# Stated exercise
Reply with nothing except the number of lines that contain the word "lower".

Collected data entries
>> BEGIN

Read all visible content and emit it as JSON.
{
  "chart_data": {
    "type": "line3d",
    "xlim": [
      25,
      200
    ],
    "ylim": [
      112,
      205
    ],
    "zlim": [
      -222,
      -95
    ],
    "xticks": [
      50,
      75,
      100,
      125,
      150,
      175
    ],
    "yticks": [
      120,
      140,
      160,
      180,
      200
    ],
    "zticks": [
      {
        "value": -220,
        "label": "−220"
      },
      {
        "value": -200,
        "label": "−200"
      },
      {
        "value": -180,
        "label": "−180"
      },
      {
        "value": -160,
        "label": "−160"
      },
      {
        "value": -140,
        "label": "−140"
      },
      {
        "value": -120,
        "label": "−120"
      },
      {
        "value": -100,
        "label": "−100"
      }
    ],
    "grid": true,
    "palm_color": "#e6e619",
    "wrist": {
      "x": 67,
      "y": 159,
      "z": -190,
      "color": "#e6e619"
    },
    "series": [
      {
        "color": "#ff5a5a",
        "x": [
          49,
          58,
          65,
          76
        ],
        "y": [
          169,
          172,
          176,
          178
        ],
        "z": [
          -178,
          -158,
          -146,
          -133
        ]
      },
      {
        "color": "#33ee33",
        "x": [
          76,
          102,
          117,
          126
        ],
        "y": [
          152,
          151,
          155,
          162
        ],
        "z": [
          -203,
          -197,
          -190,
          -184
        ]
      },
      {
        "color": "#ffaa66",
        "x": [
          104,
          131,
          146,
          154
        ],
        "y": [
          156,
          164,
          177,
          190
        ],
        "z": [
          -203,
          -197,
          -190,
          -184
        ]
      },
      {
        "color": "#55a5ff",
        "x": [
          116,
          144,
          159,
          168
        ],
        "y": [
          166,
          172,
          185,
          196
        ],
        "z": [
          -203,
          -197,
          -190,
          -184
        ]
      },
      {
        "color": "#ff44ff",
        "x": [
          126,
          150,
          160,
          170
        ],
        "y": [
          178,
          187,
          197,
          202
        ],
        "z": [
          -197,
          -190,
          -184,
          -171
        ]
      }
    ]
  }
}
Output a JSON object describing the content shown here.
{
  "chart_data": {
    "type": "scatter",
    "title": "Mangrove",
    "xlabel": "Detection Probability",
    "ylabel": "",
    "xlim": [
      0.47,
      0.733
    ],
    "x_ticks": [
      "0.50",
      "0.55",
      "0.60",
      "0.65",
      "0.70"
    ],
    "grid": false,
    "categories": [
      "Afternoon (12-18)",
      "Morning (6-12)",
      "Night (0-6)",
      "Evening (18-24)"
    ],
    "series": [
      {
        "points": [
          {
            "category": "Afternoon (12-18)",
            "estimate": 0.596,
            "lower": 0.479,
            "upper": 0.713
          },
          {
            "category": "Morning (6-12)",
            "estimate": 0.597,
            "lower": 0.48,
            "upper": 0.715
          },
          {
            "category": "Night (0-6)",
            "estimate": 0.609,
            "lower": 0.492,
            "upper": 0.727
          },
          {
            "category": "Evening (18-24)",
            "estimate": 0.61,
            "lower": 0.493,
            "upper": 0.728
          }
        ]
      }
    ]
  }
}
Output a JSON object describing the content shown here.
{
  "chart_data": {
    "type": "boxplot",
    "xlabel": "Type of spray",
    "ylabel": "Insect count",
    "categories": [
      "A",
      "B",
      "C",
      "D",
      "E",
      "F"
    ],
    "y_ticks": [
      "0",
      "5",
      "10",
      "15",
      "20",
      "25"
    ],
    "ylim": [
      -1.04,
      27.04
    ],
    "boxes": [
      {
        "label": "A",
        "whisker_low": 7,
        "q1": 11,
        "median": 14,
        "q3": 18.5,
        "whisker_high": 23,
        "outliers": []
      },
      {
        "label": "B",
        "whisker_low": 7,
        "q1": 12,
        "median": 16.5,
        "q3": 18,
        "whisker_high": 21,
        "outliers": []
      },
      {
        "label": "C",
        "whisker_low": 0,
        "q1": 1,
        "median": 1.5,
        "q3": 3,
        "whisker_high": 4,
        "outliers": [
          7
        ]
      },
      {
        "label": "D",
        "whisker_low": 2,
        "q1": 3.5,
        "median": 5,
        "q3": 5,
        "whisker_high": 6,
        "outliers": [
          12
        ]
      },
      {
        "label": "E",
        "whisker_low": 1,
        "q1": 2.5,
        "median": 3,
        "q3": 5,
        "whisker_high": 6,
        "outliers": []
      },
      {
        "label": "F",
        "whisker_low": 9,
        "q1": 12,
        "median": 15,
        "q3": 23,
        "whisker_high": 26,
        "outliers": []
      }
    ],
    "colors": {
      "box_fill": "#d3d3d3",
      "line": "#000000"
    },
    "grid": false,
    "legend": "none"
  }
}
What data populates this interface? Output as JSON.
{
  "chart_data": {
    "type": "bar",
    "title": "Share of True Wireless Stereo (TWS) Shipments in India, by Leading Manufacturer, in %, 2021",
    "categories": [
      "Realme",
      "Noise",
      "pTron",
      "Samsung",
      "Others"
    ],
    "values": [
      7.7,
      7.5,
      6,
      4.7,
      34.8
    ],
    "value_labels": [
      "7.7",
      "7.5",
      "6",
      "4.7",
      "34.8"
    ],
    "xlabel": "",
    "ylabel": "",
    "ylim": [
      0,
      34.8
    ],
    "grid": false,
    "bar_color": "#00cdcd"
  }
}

>> END

# The solution
4